**DIRECTIVE:**
Copy out each line below exactly as it appears.

-*-

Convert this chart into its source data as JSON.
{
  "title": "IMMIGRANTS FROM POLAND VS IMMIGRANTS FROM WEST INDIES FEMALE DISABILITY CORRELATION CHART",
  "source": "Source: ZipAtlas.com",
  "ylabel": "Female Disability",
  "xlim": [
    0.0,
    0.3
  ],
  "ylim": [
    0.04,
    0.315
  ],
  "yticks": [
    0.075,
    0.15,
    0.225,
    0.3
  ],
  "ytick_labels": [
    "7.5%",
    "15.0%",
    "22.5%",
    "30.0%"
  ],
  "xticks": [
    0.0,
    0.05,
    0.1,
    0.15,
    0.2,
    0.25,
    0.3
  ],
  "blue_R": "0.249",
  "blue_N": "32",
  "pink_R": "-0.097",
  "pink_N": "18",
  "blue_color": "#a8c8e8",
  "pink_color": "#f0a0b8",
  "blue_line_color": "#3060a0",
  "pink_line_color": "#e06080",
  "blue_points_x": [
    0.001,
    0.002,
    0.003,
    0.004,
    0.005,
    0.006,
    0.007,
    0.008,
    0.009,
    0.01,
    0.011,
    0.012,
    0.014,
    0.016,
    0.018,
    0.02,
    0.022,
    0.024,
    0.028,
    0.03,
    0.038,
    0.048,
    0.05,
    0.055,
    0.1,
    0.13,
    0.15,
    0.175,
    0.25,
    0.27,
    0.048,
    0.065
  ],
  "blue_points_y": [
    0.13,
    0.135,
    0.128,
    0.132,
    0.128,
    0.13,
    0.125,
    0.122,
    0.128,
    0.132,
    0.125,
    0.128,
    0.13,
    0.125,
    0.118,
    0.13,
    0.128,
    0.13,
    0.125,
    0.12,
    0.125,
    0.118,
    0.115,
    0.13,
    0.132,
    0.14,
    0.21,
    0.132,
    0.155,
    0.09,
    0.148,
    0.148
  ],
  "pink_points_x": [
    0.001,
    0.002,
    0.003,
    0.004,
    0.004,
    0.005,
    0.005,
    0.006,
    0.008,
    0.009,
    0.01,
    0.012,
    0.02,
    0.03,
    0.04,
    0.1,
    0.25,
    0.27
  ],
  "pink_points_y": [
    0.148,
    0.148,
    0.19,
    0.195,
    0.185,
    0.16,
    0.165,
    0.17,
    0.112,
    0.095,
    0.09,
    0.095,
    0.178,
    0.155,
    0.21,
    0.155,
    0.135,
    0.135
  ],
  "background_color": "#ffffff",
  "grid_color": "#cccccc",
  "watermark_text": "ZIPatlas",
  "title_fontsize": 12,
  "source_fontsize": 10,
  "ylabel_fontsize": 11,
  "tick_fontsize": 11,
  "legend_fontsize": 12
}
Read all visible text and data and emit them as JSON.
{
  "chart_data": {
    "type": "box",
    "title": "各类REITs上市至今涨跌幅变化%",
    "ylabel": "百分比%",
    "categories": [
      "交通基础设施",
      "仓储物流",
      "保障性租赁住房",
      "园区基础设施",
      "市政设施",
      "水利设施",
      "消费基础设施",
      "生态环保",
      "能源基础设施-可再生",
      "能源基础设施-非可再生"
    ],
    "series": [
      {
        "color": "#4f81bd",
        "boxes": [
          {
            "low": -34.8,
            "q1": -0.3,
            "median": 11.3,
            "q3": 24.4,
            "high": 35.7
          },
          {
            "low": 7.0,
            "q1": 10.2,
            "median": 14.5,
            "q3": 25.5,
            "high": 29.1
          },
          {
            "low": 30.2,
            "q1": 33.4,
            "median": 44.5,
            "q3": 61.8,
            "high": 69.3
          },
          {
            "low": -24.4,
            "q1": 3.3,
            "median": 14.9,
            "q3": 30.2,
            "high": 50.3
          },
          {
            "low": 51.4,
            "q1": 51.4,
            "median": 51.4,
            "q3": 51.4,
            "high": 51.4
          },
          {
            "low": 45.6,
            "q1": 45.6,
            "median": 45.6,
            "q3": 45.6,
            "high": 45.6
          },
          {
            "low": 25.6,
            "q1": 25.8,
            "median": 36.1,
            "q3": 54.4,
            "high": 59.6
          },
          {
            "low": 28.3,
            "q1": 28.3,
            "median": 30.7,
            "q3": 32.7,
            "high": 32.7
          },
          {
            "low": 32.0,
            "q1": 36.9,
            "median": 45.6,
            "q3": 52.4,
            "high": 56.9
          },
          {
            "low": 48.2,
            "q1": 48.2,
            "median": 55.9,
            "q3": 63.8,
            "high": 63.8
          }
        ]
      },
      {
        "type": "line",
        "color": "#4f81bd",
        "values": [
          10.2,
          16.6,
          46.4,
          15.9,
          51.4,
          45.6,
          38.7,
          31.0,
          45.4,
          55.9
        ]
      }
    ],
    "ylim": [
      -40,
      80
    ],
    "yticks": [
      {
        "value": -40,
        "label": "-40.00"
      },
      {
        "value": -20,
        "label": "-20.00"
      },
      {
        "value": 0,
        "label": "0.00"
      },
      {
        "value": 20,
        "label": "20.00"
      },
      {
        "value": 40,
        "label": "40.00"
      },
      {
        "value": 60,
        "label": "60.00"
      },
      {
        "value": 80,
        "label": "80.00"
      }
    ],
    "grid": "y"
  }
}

-*-

**WORKED ANSWER:**
Convert this chart into its source data as JSON.
{
  "title": "IMMIGRANTS FROM POLAND VS IMMIGRANTS FROM WEST INDIES FEMALE DISABILITY CORRELATION CHART",
  "source": "Source: ZipAtlas.com",
  "ylabel": "Female Disability",
  "xlim": [
    0.0,
    0.3
  ],
  "ylim": [
    0.04,
    0.315
  ],
  "yticks": [
    0.075,
    0.15,
    0.225,
    0.3
  ],
  "ytick_labels": [
    "7.5%",
    "15.0%",
    "22.5%",
    "30.0%"
  ],
  "xticks": [
    0.0,
    0.05,
    0.1,
    0.15,
    0.2,
    0.25,
    0.3
  ],
  "blue_R": "0.249",
  "blue_N": "32",
  "pink_R": "-0.097",
  "pink_N": "18",
  "blue_color": "#a8c8e8",
  "pink_color": "#f0a0b8",
  "blue_line_color": "#3060a0",
  "pink_line_color": "#e06080",
  "blue_points_x": [
    0.001,
    0.002,
    0.003,
    0.004,
    0.005,
    0.006,
    0.007,
    0.008,
    0.009,
    0.01,
    0.011,
    0.012,
    0.014,
    0.016,
    0.018,
    0.02,
    0.022,
    0.024,
    0.028,
    0.03,
    0.038,
    0.048,
    0.05,
    0.055,
    0.1,
    0.13,
    0.15,
    0.175,
    0.25,
    0.27,
    0.048,
    0.065
  ],
  "blue_points_y": [
    0.13,
    0.135,
    0.128,
    0.132,
    0.128,
    0.13,
    0.125,
    0.122,
    0.128,
    0.132,
    0.125,
    0.128,
    0.13,
    0.125,
    0.118,
    0.13,
    0.128,
    0.13,
    0.125,
    0.12,
    0.125,
    0.118,
    0.115,
    0.13,
    0.132,
    0.14,
    0.21,
    0.132,
    0.155,
    0.09,
    0.148,
    0.148
  ],
  "pink_points_x": [
    0.001,
    0.002,
    0.003,
    0.004,
    0.004,
    0.005,
    0.005,
    0.006,
    0.008,
    0.009,
    0.01,
    0.012,
    0.02,
    0.03,
    0.04,
    0.1,
    0.25,
    0.27
  ],
  "pink_points_y": [
    0.148,
    0.148,
    0.19,
    0.195,
    0.185,
    0.16,
    0.165,
    0.17,
    0.112,
    0.095,
    0.09,
    0.095,
    0.178,
    0.155,
    0.21,
    0.155,
    0.135,
    0.135
  ],
  "background_color": "#ffffff",
  "grid_color": "#cccccc",
  "watermark_text": "ZIPatlas",
  "title_fontsize": 12,
  "source_fontsize": 10,
  "ylabel_fontsize": 11,
  "tick_fontsize": 11,
  "legend_fontsize": 12
}
Read all visible text and data and emit them as JSON.
{
  "chart_data": {
    "type": "box",
    "title": "各类REITs上市至今涨跌幅变化%",
    "ylabel": "百分比%",
    "categories": [
      "交通基础设施",
      "仓储物流",
      "保障性租赁住房",
      "园区基础设施",
      "市政设施",
      "水利设施",
      "消费基础设施",
      "生态环保",
      "能源基础设施-可再生",
      "能源基础设施-非可再生"
    ],
    "series": [
      {
        "color": "#4f81bd",
        "boxes": [
          {
            "low": -34.8,
            "q1": -0.3,
            "median": 11.3,
            "q3": 24.4,
            "high": 35.7
          },
          {
            "low": 7.0,
            "q1": 10.2,
            "median": 14.5,
            "q3": 25.5,
            "high": 29.1
          },
          {
            "low": 30.2,
            "q1": 33.4,
            "median": 44.5,
            "q3": 61.8,
            "high": 69.3
          },
          {
            "low": -24.4,
            "q1": 3.3,
            "median": 14.9,
            "q3": 30.2,
            "high": 50.3
          },
          {
            "low": 51.4,
            "q1": 51.4,
            "median": 51.4,
            "q3": 51.4,
            "high": 51.4
          },
          {
            "low": 45.6,
            "q1": 45.6,
            "median": 45.6,
            "q3": 45.6,
            "high": 45.6
          },
          {
            "low": 25.6,
            "q1": 25.8,
            "median": 36.1,
            "q3": 54.4,
            "high": 59.6
          },
          {
            "low": 28.3,
            "q1": 28.3,
            "median": 30.7,
            "q3": 32.7,
            "high": 32.7
          },
          {
            "low": 32.0,
            "q1": 36.9,
            "median": 45.6,
            "q3": 52.4,
            "high": 56.9
          },
          {
            "low": 48.2,
            "q1": 48.2,
            "median": 55.9,
            "q3": 63.8,
            "high": 63.8
          }
        ]
      },
      {
        "type": "line",
        "color": "#4f81bd",
        "values": [
          10.2,
          16.6,
          46.4,
          15.9,
          51.4,
          45.6,
          38.7,
          31.0,
          45.4,
          55.9
        ]
      }
    ],
    "ylim": [
      -40,
      80
    ],
    "yticks": [
      {
        "value": -40,
        "label": "-40.00"
      },
      {
        "value": -20,
        "label": "-20.00"
      },
      {
        "value": 0,
        "label": "0.00"
      },
      {
        "value": 20,
        "label": "20.00"
      },
      {
        "value": 40,
        "label": "40.00"
      },
      {
        "value": 60,
        "label": "60.00"
      },
      {
        "value": 80,
        "label": "80.00"
      }
    ],
    "grid": "y"
  }
}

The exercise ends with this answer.